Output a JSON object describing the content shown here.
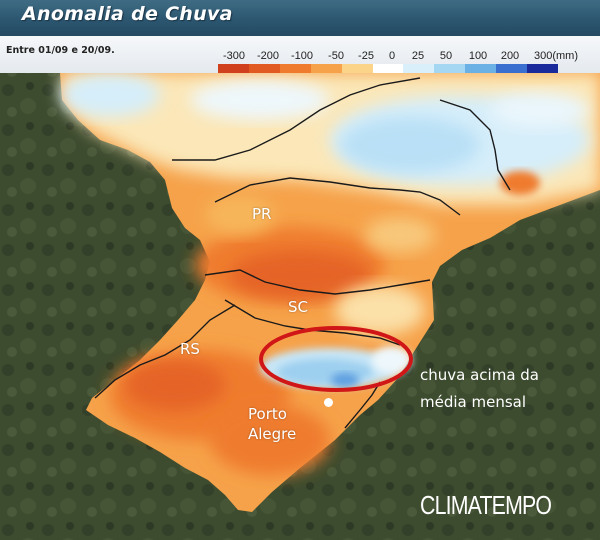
{
  "title": "Anomalia de Chuva",
  "period": "Entre 01/09 e 20/09.",
  "legend": {
    "unit": "(mm)",
    "labels": [
      "-300",
      "-200",
      "-100",
      "-50",
      "-25",
      "0",
      "25",
      "50",
      "100",
      "200",
      "300(mm)"
    ],
    "colors": [
      "#d0401c",
      "#e05a22",
      "#ef7c2e",
      "#f6a24a",
      "#fbd48a",
      "#ffffff",
      "#d9f0fb",
      "#a5d6f2",
      "#6bb1e6",
      "#3a6fd0",
      "#1a2a9a"
    ]
  },
  "labels": {
    "states": [
      "PR",
      "SC",
      "RS"
    ],
    "city": "Porto Alegre",
    "city_lines": [
      "Porto",
      "Alegre"
    ]
  },
  "annotation": {
    "lines": [
      "chuva acima da",
      "média mensal"
    ]
  },
  "brand": "CLIMATEMPO",
  "colors": {
    "banner": "#2f5a73",
    "highlight_ellipse": "#d01616",
    "ocean": "#0d1a4a",
    "land_dark": "#3a4a2c"
  }
}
_ _ _ _ _ _ _
Restate the records word for word, omitting images.

| ANSWER FOR THE TASK |
Output a JSON object describing the content shown here.
{
  "title": "Anomalia de Chuva",
  "period": "Entre 01/09 e 20/09.",
  "legend": {
    "unit": "(mm)",
    "labels": [
      "-300",
      "-200",
      "-100",
      "-50",
      "-25",
      "0",
      "25",
      "50",
      "100",
      "200",
      "300(mm)"
    ],
    "colors": [
      "#d0401c",
      "#e05a22",
      "#ef7c2e",
      "#f6a24a",
      "#fbd48a",
      "#ffffff",
      "#d9f0fb",
      "#a5d6f2",
      "#6bb1e6",
      "#3a6fd0",
      "#1a2a9a"
    ]
  },
  "labels": {
    "states": [
      "PR",
      "SC",
      "RS"
    ],
    "city": "Porto Alegre",
    "city_lines": [
      "Porto",
      "Alegre"
    ]
  },
  "annotation": {
    "lines": [
      "chuva acima da",
      "média mensal"
    ]
  },
  "brand": "CLIMATEMPO",
  "colors": {
    "banner": "#2f5a73",
    "highlight_ellipse": "#d01616",
    "ocean": "#0d1a4a",
    "land_dark": "#3a4a2c"
  }
}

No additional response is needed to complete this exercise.